>>

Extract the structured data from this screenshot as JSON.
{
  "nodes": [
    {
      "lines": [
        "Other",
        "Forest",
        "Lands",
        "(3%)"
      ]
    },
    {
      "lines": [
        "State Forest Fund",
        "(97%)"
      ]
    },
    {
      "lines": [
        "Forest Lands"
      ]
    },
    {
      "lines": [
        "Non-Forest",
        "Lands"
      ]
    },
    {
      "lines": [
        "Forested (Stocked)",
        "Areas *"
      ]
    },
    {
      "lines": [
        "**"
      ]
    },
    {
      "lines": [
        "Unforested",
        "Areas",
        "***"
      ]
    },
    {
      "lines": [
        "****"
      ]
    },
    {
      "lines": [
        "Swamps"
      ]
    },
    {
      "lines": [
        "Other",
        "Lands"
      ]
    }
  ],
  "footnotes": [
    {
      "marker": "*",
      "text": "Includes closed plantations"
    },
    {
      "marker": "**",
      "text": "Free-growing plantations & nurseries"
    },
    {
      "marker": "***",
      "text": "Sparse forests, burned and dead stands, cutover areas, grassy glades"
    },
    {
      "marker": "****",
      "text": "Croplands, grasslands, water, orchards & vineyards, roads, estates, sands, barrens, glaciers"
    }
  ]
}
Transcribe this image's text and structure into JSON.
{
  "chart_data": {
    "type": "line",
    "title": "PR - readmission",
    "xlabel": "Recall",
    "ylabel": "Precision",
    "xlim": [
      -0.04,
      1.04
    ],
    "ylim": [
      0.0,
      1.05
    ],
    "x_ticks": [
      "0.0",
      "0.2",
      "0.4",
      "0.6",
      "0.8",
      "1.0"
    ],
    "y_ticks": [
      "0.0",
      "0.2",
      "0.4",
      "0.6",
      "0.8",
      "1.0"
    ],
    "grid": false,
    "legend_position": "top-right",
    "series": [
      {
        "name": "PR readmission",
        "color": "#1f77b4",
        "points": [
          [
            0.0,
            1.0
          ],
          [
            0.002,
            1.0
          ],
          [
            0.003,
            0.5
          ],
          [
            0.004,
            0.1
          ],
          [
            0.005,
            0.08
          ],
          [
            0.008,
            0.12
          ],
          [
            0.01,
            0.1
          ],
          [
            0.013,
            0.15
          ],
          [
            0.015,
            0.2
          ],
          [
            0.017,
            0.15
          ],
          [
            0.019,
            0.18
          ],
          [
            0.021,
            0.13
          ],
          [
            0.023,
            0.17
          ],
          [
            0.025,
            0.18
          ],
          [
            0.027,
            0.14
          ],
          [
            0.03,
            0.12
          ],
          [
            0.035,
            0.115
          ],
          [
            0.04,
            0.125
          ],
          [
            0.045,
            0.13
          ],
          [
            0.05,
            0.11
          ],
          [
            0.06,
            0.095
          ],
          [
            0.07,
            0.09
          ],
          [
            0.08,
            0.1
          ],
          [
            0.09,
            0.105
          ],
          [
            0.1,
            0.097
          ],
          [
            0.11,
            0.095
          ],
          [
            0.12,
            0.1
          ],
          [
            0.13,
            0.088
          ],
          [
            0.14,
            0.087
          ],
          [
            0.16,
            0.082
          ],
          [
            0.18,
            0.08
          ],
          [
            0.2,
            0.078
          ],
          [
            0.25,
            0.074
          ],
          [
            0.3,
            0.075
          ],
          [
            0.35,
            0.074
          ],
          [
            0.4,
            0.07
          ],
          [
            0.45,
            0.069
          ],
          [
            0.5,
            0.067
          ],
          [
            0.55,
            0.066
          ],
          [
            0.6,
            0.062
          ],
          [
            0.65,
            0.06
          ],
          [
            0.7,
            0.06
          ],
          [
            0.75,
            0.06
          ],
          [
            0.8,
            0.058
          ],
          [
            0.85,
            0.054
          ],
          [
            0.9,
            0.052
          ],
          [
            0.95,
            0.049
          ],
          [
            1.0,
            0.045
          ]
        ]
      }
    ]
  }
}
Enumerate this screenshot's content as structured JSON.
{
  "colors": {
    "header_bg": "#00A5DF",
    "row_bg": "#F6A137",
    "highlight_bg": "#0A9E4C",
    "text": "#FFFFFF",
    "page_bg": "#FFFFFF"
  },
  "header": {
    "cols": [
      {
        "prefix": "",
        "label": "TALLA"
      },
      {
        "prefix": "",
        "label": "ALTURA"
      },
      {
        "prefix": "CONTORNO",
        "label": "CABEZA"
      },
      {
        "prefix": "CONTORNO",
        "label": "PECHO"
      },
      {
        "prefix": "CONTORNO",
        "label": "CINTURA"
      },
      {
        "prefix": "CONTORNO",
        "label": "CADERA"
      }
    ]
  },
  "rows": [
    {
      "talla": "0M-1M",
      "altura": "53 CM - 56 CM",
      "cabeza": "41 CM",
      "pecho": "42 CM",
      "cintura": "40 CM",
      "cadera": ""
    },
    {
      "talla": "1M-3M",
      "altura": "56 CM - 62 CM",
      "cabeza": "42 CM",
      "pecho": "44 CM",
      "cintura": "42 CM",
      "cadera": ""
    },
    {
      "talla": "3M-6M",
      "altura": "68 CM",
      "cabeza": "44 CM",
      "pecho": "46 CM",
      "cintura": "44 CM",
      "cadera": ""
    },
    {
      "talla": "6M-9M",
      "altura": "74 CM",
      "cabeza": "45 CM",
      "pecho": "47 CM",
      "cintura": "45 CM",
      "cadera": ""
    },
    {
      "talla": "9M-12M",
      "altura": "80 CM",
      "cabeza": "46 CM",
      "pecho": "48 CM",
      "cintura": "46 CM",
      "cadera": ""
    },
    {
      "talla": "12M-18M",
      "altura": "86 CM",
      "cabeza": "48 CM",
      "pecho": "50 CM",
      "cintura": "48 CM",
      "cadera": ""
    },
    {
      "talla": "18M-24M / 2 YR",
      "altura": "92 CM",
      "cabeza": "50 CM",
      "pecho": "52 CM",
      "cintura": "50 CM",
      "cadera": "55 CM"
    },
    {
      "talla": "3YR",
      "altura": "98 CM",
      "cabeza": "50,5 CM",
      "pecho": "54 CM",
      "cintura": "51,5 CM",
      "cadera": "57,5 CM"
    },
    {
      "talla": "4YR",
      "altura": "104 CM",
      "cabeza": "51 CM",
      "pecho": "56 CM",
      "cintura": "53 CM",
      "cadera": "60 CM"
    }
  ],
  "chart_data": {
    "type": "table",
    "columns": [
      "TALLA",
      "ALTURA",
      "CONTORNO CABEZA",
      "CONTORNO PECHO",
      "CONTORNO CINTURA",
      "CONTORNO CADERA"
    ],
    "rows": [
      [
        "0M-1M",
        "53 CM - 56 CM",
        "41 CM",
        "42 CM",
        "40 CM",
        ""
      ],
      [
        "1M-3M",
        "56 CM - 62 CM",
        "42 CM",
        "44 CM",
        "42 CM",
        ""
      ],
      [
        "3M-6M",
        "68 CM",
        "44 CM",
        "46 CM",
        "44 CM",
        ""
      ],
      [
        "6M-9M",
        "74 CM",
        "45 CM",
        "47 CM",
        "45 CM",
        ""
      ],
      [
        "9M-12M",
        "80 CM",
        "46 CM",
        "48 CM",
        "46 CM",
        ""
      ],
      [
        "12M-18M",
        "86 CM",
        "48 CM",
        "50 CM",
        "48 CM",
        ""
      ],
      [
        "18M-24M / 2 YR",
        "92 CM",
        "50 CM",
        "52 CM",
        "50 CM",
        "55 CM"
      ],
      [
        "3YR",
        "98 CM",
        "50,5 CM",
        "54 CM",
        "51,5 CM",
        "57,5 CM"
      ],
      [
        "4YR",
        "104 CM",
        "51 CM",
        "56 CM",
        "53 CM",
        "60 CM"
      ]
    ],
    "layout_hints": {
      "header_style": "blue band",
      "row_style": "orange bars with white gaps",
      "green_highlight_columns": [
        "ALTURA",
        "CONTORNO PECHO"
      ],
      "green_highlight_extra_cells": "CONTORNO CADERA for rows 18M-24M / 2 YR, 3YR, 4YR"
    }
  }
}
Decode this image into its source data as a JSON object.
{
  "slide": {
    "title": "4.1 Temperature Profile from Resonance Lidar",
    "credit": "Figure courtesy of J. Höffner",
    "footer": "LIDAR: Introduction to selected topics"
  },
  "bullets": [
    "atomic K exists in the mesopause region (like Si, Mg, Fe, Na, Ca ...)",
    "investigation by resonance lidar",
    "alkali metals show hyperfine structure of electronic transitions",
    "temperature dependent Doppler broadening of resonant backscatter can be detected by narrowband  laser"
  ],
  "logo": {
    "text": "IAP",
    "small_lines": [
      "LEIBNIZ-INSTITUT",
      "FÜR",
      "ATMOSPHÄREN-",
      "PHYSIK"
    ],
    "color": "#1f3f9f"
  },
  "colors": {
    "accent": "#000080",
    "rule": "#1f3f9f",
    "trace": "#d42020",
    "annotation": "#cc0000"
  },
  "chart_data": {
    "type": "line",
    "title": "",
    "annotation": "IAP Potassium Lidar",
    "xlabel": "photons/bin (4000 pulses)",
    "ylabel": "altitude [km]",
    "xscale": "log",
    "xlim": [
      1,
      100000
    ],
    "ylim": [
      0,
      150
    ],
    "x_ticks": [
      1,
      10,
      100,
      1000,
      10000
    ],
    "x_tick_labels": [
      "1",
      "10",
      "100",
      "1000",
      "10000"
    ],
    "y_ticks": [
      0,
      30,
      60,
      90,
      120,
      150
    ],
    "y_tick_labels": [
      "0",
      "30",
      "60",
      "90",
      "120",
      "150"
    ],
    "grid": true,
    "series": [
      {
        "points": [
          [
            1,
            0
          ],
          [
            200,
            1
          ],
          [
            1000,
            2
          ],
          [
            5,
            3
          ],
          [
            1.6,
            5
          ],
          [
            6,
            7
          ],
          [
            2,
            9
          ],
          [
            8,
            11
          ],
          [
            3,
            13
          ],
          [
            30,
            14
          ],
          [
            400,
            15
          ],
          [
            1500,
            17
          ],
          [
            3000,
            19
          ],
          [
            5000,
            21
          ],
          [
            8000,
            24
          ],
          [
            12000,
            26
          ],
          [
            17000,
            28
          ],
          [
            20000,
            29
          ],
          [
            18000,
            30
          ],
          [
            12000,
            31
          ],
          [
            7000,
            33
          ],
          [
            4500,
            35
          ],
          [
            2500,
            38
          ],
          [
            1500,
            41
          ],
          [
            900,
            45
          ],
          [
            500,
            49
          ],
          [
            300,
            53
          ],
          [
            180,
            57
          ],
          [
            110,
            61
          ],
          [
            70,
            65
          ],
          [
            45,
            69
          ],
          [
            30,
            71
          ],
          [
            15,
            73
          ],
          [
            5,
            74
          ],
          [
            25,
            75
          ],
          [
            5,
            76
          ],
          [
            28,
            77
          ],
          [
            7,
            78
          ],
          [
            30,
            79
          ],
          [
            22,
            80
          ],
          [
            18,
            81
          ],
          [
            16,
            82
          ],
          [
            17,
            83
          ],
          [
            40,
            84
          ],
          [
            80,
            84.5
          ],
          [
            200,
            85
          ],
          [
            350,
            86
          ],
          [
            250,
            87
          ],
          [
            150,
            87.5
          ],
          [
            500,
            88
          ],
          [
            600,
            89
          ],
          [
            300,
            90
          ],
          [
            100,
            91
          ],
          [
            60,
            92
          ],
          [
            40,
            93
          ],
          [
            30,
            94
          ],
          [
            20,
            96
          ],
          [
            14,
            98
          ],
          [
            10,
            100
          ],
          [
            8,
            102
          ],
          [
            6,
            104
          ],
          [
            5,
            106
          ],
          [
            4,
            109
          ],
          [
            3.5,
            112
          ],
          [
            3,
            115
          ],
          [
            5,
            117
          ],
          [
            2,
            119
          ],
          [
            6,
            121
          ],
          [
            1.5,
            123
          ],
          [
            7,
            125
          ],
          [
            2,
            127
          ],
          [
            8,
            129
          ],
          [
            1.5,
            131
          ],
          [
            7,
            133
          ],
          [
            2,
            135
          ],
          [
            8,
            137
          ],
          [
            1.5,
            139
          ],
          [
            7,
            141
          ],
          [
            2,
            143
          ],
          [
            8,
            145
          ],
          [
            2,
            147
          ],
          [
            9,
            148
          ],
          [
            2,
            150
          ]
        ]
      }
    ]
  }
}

<<

- Task: Go through the records and pull out each line that includes the word "rows".

- Task solution:
  "rows": [
    "rows": [
      "green_highlight_extra_cells": "CONTORNO CADERA for rows 18M-24M / 2 YR, 3YR, 4YR"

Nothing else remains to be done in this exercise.